> **MATERIAL FOR THIS TASK**:
>>>

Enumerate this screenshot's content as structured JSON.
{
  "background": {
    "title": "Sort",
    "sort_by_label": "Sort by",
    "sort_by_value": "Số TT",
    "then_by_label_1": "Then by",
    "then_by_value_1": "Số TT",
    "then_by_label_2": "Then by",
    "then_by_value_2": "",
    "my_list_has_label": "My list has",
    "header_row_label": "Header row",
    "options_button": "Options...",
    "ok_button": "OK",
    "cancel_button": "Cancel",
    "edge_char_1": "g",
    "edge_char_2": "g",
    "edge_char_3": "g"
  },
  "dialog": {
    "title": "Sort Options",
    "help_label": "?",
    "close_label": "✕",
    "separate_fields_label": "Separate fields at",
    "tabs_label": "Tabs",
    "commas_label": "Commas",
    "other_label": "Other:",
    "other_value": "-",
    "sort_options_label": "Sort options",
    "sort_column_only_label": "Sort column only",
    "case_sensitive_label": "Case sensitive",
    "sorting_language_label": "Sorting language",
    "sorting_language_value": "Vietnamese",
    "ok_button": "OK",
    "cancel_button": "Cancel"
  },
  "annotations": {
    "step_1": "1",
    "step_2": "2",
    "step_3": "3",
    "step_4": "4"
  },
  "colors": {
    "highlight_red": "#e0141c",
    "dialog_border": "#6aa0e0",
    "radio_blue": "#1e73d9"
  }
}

<<<

> **THE EXERCISE**: Repeat every entry exactly as written above.

> **EXPECTED ANSWER**:
Enumerate this screenshot's content as structured JSON.
{
  "background": {
    "title": "Sort",
    "sort_by_label": "Sort by",
    "sort_by_value": "Số TT",
    "then_by_label_1": "Then by",
    "then_by_value_1": "Số TT",
    "then_by_label_2": "Then by",
    "then_by_value_2": "",
    "my_list_has_label": "My list has",
    "header_row_label": "Header row",
    "options_button": "Options...",
    "ok_button": "OK",
    "cancel_button": "Cancel",
    "edge_char_1": "g",
    "edge_char_2": "g",
    "edge_char_3": "g"
  },
  "dialog": {
    "title": "Sort Options",
    "help_label": "?",
    "close_label": "✕",
    "separate_fields_label": "Separate fields at",
    "tabs_label": "Tabs",
    "commas_label": "Commas",
    "other_label": "Other:",
    "other_value": "-",
    "sort_options_label": "Sort options",
    "sort_column_only_label": "Sort column only",
    "case_sensitive_label": "Case sensitive",
    "sorting_language_label": "Sorting language",
    "sorting_language_value": "Vietnamese",
    "ok_button": "OK",
    "cancel_button": "Cancel"
  },
  "annotations": {
    "step_1": "1",
    "step_2": "2",
    "step_3": "3",
    "step_4": "4"
  },
  "colors": {
    "highlight_red": "#e0141c",
    "dialog_border": "#6aa0e0",
    "radio_blue": "#1e73d9"
  }
}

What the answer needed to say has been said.